- [EXERCISE DETAILS]: Each entry here needs to be set down again exactly, please; pictures are left out.

## begin DATA SHOWN

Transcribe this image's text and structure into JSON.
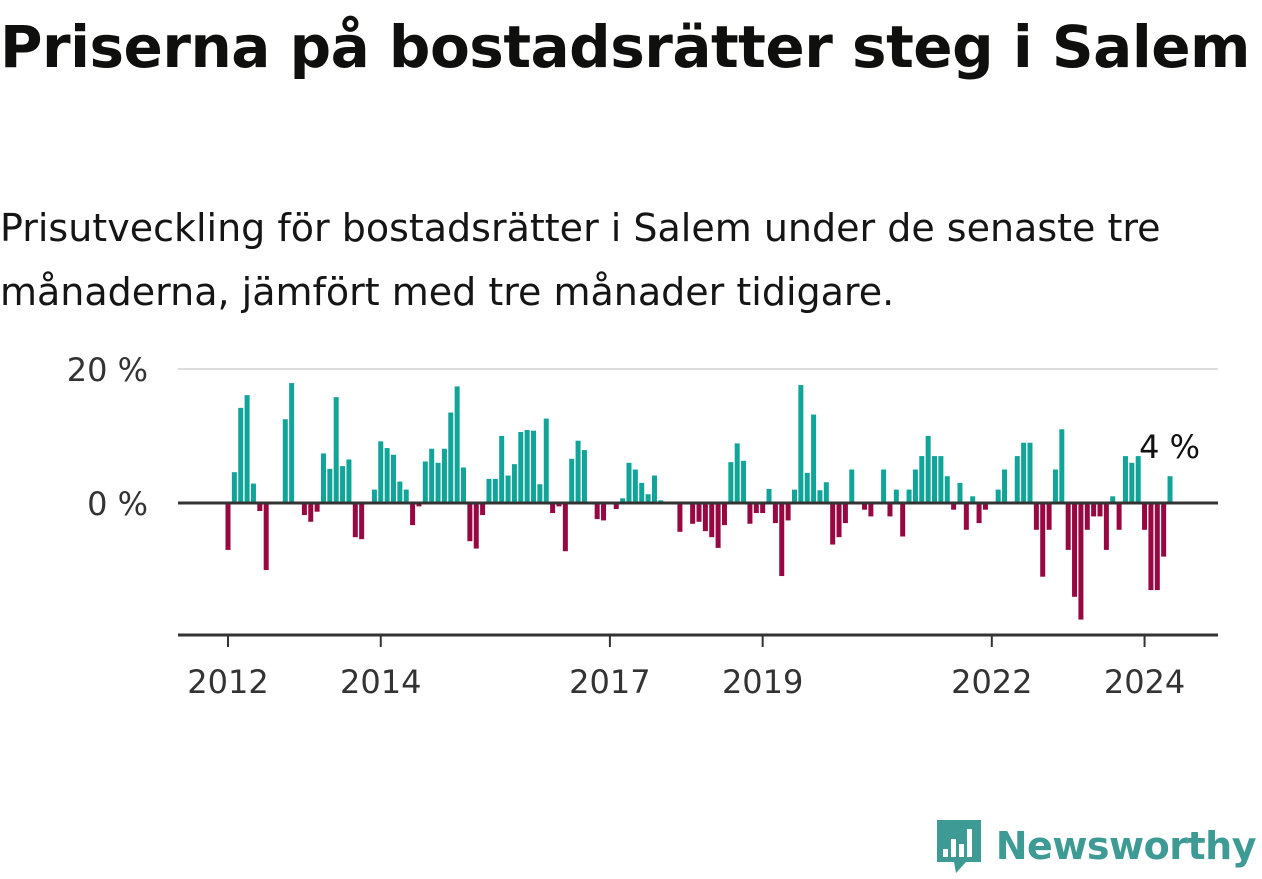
{
  "title": "Priserna på bostadsrätter steg i Salem",
  "subtitle": "Prisutveckling för bostadsrätter i Salem under de senaste tre månaderna, jämfört med tre månader tidigare.",
  "brand": {
    "name": "Newsworthy",
    "logo_icon": "newsworthy-chart-bubble-icon"
  },
  "colors": {
    "positive": "#11a59a",
    "negative": "#980741",
    "baseline": "#333333",
    "grid": "#dddddd",
    "brand": "#3e9a95"
  },
  "chart_data": {
    "type": "bar",
    "title": "Priserna på bostadsrätter steg i Salem",
    "xlabel": "",
    "ylabel": "",
    "ylim": [
      -20,
      20
    ],
    "grid": true,
    "y_ticks": [
      {
        "value": 0,
        "label": "0 %"
      },
      {
        "value": 20,
        "label": "20 %"
      }
    ],
    "x_ticks": [
      {
        "value": 2012,
        "label": "2012"
      },
      {
        "value": 2014,
        "label": "2014"
      },
      {
        "value": 2017,
        "label": "2017"
      },
      {
        "value": 2019,
        "label": "2019"
      },
      {
        "value": 2022,
        "label": "2022"
      },
      {
        "value": 2024,
        "label": "2024"
      }
    ],
    "start": "2012-01",
    "last_label": "4 %",
    "values": [
      -7,
      4.6,
      14.2,
      16.1,
      2.9,
      -1.2,
      -10,
      0,
      0,
      12.5,
      17.9,
      0,
      -1.8,
      -2.8,
      -1.3,
      7.4,
      5.1,
      15.8,
      5.5,
      6.5,
      -5.1,
      -5.4,
      0,
      2,
      9.2,
      8.2,
      7.2,
      3.2,
      2,
      -3.3,
      -0.5,
      6.2,
      8.1,
      6,
      8.1,
      13.5,
      17.4,
      5.3,
      -5.7,
      -6.8,
      -1.8,
      3.6,
      3.6,
      10,
      4.1,
      5.8,
      10.6,
      10.9,
      10.8,
      2.8,
      12.6,
      -1.5,
      -0.5,
      -7.2,
      6.6,
      9.3,
      7.9,
      0,
      -2.4,
      -2.6,
      0,
      -0.9,
      0.7,
      6,
      5,
      3,
      1.3,
      4.1,
      0.4,
      0,
      0,
      -4.3,
      0,
      -3.1,
      -2.8,
      -4.2,
      -5.1,
      -6.7,
      -3.3,
      6.1,
      8.9,
      6.3,
      -3.1,
      -1.5,
      -1.5,
      2.1,
      -3,
      -10.9,
      -2.6,
      2,
      17.6,
      4.5,
      13.2,
      1.9,
      3.1,
      -6.2,
      -5.1,
      -3,
      5,
      0,
      -1,
      -2,
      0,
      5,
      -2,
      2,
      -5,
      2,
      5,
      7,
      10,
      7,
      7,
      4,
      -1,
      3,
      -4,
      1,
      -3,
      -1,
      0,
      2,
      5,
      0,
      7,
      9,
      9,
      -4,
      -11,
      -4,
      5,
      11,
      -7,
      -14,
      -17.4,
      -4,
      -2,
      -2,
      -7,
      1,
      -4,
      7,
      6,
      7,
      -4,
      -13,
      -13,
      -8,
      4
    ]
  }
}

## end DATA SHOWN

- [WRITTEN RESPONSE]:
Transcribe this image's text and structure into JSON.
{
  "title": "Priserna på bostadsrätter steg i Salem",
  "subtitle": "Prisutveckling för bostadsrätter i Salem under de senaste tre månaderna, jämfört med tre månader tidigare.",
  "brand": {
    "name": "Newsworthy",
    "logo_icon": "newsworthy-chart-bubble-icon"
  },
  "colors": {
    "positive": "#11a59a",
    "negative": "#980741",
    "baseline": "#333333",
    "grid": "#dddddd",
    "brand": "#3e9a95"
  },
  "chart_data": {
    "type": "bar",
    "title": "Priserna på bostadsrätter steg i Salem",
    "xlabel": "",
    "ylabel": "",
    "ylim": [
      -20,
      20
    ],
    "grid": true,
    "y_ticks": [
      {
        "value": 0,
        "label": "0 %"
      },
      {
        "value": 20,
        "label": "20 %"
      }
    ],
    "x_ticks": [
      {
        "value": 2012,
        "label": "2012"
      },
      {
        "value": 2014,
        "label": "2014"
      },
      {
        "value": 2017,
        "label": "2017"
      },
      {
        "value": 2019,
        "label": "2019"
      },
      {
        "value": 2022,
        "label": "2022"
      },
      {
        "value": 2024,
        "label": "2024"
      }
    ],
    "start": "2012-01",
    "last_label": "4 %",
    "values": [
      -7,
      4.6,
      14.2,
      16.1,
      2.9,
      -1.2,
      -10,
      0,
      0,
      12.5,
      17.9,
      0,
      -1.8,
      -2.8,
      -1.3,
      7.4,
      5.1,
      15.8,
      5.5,
      6.5,
      -5.1,
      -5.4,
      0,
      2,
      9.2,
      8.2,
      7.2,
      3.2,
      2,
      -3.3,
      -0.5,
      6.2,
      8.1,
      6,
      8.1,
      13.5,
      17.4,
      5.3,
      -5.7,
      -6.8,
      -1.8,
      3.6,
      3.6,
      10,
      4.1,
      5.8,
      10.6,
      10.9,
      10.8,
      2.8,
      12.6,
      -1.5,
      -0.5,
      -7.2,
      6.6,
      9.3,
      7.9,
      0,
      -2.4,
      -2.6,
      0,
      -0.9,
      0.7,
      6,
      5,
      3,
      1.3,
      4.1,
      0.4,
      0,
      0,
      -4.3,
      0,
      -3.1,
      -2.8,
      -4.2,
      -5.1,
      -6.7,
      -3.3,
      6.1,
      8.9,
      6.3,
      -3.1,
      -1.5,
      -1.5,
      2.1,
      -3,
      -10.9,
      -2.6,
      2,
      17.6,
      4.5,
      13.2,
      1.9,
      3.1,
      -6.2,
      -5.1,
      -3,
      5,
      0,
      -1,
      -2,
      0,
      5,
      -2,
      2,
      -5,
      2,
      5,
      7,
      10,
      7,
      7,
      4,
      -1,
      3,
      -4,
      1,
      -3,
      -1,
      0,
      2,
      5,
      0,
      7,
      9,
      9,
      -4,
      -11,
      -4,
      5,
      11,
      -7,
      -14,
      -17.4,
      -4,
      -2,
      -2,
      -7,
      1,
      -4,
      7,
      6,
      7,
      -4,
      -13,
      -13,
      -8,
      4
    ]
  }
}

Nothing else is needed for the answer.